## start Provided records

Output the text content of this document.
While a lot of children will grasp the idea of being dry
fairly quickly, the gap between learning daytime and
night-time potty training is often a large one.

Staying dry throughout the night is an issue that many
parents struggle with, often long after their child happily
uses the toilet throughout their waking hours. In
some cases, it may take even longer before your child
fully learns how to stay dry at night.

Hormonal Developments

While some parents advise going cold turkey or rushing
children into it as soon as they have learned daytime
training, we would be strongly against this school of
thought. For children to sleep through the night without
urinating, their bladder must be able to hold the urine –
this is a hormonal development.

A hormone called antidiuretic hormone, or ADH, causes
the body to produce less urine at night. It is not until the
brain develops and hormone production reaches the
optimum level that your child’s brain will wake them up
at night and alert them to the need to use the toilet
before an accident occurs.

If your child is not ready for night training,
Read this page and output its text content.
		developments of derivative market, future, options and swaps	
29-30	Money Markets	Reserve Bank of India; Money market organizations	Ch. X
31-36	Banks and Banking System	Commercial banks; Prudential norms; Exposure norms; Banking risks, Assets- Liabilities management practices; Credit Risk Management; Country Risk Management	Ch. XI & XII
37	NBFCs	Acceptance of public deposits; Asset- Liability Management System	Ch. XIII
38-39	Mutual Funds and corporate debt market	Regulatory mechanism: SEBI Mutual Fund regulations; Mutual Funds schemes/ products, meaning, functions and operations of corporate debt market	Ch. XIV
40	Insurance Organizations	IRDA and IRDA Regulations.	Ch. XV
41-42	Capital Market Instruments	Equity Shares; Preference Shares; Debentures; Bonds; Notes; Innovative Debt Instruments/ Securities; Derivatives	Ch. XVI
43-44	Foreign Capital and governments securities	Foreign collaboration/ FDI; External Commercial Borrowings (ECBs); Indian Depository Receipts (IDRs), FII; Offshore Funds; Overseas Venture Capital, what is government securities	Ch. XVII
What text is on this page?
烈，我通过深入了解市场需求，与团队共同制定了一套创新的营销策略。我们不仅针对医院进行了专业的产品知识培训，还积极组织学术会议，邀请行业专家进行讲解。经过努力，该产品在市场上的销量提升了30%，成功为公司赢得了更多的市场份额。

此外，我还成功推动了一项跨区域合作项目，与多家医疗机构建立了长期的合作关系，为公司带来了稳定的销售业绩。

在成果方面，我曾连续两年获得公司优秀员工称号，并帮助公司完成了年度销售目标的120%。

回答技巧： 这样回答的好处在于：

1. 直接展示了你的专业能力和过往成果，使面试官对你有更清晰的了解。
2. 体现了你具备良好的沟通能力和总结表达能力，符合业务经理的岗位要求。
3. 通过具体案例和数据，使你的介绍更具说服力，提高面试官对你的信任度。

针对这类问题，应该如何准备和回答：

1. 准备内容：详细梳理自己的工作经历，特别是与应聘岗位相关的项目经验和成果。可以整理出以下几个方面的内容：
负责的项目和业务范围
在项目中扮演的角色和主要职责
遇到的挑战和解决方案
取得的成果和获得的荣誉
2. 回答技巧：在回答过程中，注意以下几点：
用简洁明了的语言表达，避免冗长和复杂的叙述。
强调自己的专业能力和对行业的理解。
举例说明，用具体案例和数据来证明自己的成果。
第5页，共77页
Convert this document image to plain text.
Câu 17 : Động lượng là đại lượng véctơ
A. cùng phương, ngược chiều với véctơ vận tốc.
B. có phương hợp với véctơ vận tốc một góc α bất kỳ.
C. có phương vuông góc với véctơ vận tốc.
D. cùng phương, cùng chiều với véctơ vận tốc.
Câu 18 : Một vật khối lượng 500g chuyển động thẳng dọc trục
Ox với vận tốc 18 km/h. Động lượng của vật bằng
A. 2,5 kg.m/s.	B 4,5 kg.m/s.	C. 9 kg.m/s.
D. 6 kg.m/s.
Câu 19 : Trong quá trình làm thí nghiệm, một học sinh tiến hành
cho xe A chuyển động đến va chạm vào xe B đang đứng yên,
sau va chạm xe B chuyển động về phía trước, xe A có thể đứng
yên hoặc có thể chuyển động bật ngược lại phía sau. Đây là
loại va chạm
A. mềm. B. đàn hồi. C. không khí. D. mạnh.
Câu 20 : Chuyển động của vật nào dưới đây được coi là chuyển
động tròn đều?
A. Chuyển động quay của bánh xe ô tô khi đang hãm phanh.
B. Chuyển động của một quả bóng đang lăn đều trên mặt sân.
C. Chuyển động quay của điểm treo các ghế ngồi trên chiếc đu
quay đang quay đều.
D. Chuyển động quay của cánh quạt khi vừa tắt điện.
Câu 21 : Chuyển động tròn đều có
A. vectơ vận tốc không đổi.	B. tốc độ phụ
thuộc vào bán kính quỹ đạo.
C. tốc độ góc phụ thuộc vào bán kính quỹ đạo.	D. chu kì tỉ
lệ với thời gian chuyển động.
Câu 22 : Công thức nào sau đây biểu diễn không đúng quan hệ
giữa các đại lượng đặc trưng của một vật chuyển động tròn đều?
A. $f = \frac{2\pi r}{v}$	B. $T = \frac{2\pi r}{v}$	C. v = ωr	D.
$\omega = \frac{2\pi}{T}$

## end Provided records

» **Written task**
Word for word, extract all the records.

» **Solution for this problem**
Output the text content of this document.
While a lot of children will grasp the idea of being dry
fairly quickly, the gap between learning daytime and
night-time potty training is often a large one.

Staying dry throughout the night is an issue that many
parents struggle with, often long after their child happily
uses the toilet throughout their waking hours. In
some cases, it may take even longer before your child
fully learns how to stay dry at night.

Hormonal Developments

While some parents advise going cold turkey or rushing
children into it as soon as they have learned daytime
training, we would be strongly against this school of
thought. For children to sleep through the night without
urinating, their bladder must be able to hold the urine –
this is a hormonal development.

A hormone called antidiuretic hormone, or ADH, causes
the body to produce less urine at night. It is not until the
brain develops and hormone production reaches the
optimum level that your child’s brain will wake them up
at night and alert them to the need to use the toilet
before an accident occurs.

If your child is not ready for night training,
Read this page and output its text content.
		developments of derivative market, future, options and swaps	
29-30	Money Markets	Reserve Bank of India; Money market organizations	Ch. X
31-36	Banks and Banking System	Commercial banks; Prudential norms; Exposure norms; Banking risks, Assets- Liabilities management practices; Credit Risk Management; Country Risk Management	Ch. XI & XII
37	NBFCs	Acceptance of public deposits; Asset- Liability Management System	Ch. XIII
38-39	Mutual Funds and corporate debt market	Regulatory mechanism: SEBI Mutual Fund regulations; Mutual Funds schemes/ products, meaning, functions and operations of corporate debt market	Ch. XIV
40	Insurance Organizations	IRDA and IRDA Regulations.	Ch. XV
41-42	Capital Market Instruments	Equity Shares; Preference Shares; Debentures; Bonds; Notes; Innovative Debt Instruments/ Securities; Derivatives	Ch. XVI
43-44	Foreign Capital and governments securities	Foreign collaboration/ FDI; External Commercial Borrowings (ECBs); Indian Depository Receipts (IDRs), FII; Offshore Funds; Overseas Venture Capital, what is government securities	Ch. XVII
What text is on this page?
烈，我通过深入了解市场需求，与团队共同制定了一套创新的营销策略。我们不仅针对医院进行了专业的产品知识培训，还积极组织学术会议，邀请行业专家进行讲解。经过努力，该产品在市场上的销量提升了30%，成功为公司赢得了更多的市场份额。

此外，我还成功推动了一项跨区域合作项目，与多家医疗机构建立了长期的合作关系，为公司带来了稳定的销售业绩。

在成果方面，我曾连续两年获得公司优秀员工称号，并帮助公司完成了年度销售目标的120%。

回答技巧： 这样回答的好处在于：

1. 直接展示了你的专业能力和过往成果，使面试官对你有更清晰的了解。
2. 体现了你具备良好的沟通能力和总结表达能力，符合业务经理的岗位要求。
3. 通过具体案例和数据，使你的介绍更具说服力，提高面试官对你的信任度。

针对这类问题，应该如何准备和回答：

1. 准备内容：详细梳理自己的工作经历，特别是与应聘岗位相关的项目经验和成果。可以整理出以下几个方面的内容：
负责的项目和业务范围
在项目中扮演的角色和主要职责
遇到的挑战和解决方案
取得的成果和获得的荣誉
2. 回答技巧：在回答过程中，注意以下几点：
用简洁明了的语言表达，避免冗长和复杂的叙述。
强调自己的专业能力和对行业的理解。
举例说明，用具体案例和数据来证明自己的成果。
第5页，共77页
Convert this document image to plain text.
Câu 17 : Động lượng là đại lượng véctơ
A. cùng phương, ngược chiều với véctơ vận tốc.
B. có phương hợp với véctơ vận tốc một góc α bất kỳ.
C. có phương vuông góc với véctơ vận tốc.
D. cùng phương, cùng chiều với véctơ vận tốc.
Câu 18 : Một vật khối lượng 500g chuyển động thẳng dọc trục
Ox với vận tốc 18 km/h. Động lượng của vật bằng
A. 2,5 kg.m/s.	B 4,5 kg.m/s.	C. 9 kg.m/s.
D. 6 kg.m/s.
Câu 19 : Trong quá trình làm thí nghiệm, một học sinh tiến hành
cho xe A chuyển động đến va chạm vào xe B đang đứng yên,
sau va chạm xe B chuyển động về phía trước, xe A có thể đứng
yên hoặc có thể chuyển động bật ngược lại phía sau. Đây là
loại va chạm
A. mềm. B. đàn hồi. C. không khí. D. mạnh.
Câu 20 : Chuyển động của vật nào dưới đây được coi là chuyển
động tròn đều?
A. Chuyển động quay của bánh xe ô tô khi đang hãm phanh.
B. Chuyển động của một quả bóng đang lăn đều trên mặt sân.
C. Chuyển động quay của điểm treo các ghế ngồi trên chiếc đu
quay đang quay đều.
D. Chuyển động quay của cánh quạt khi vừa tắt điện.
Câu 21 : Chuyển động tròn đều có
A. vectơ vận tốc không đổi.	B. tốc độ phụ
thuộc vào bán kính quỹ đạo.
C. tốc độ góc phụ thuộc vào bán kính quỹ đạo.	D. chu kì tỉ
lệ với thời gian chuyển động.
Câu 22 : Công thức nào sau đây biểu diễn không đúng quan hệ
giữa các đại lượng đặc trưng của một vật chuyển động tròn đều?
A. $f = \frac{2\pi r}{v}$	B. $T = \frac{2\pi r}{v}$	C. v = ωr	D.
$\omega = \frac{2\pi}{T}$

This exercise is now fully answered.